## Given records
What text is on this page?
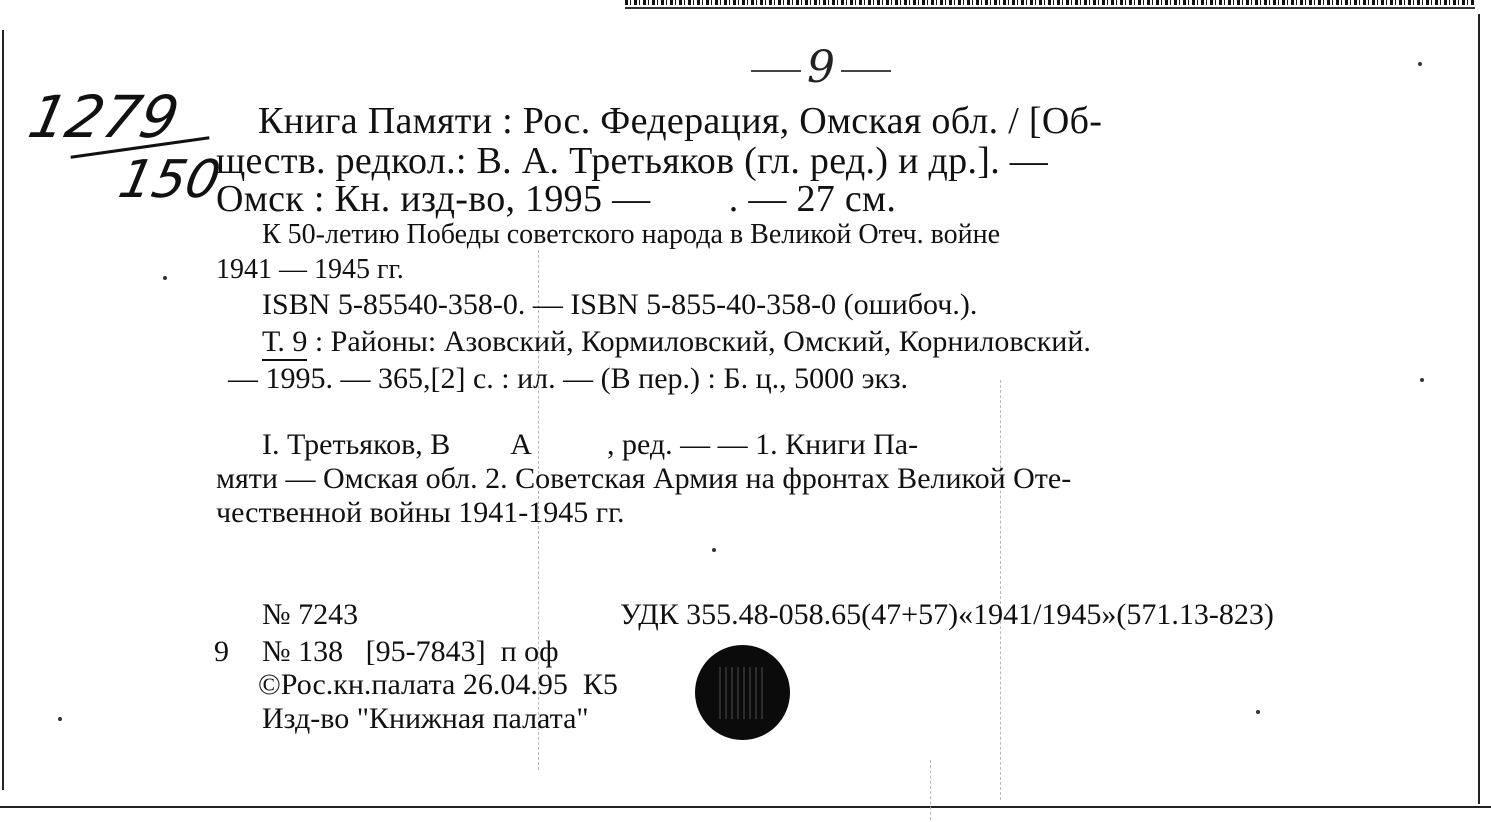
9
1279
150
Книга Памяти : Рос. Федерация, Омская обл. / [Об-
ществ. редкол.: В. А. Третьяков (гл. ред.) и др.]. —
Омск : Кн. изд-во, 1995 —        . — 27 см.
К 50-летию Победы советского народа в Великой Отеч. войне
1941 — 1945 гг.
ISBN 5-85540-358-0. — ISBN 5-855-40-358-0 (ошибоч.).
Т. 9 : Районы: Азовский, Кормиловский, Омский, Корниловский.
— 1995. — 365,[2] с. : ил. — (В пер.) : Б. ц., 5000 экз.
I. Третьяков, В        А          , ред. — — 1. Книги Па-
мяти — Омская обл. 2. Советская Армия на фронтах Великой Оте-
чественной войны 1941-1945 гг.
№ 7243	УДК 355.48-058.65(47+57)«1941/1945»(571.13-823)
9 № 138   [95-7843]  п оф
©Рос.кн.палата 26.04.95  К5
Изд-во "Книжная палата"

## Prompt
Go through the material above and count the lines that contain "Омская"; give that number alone.

## Solution to this task
2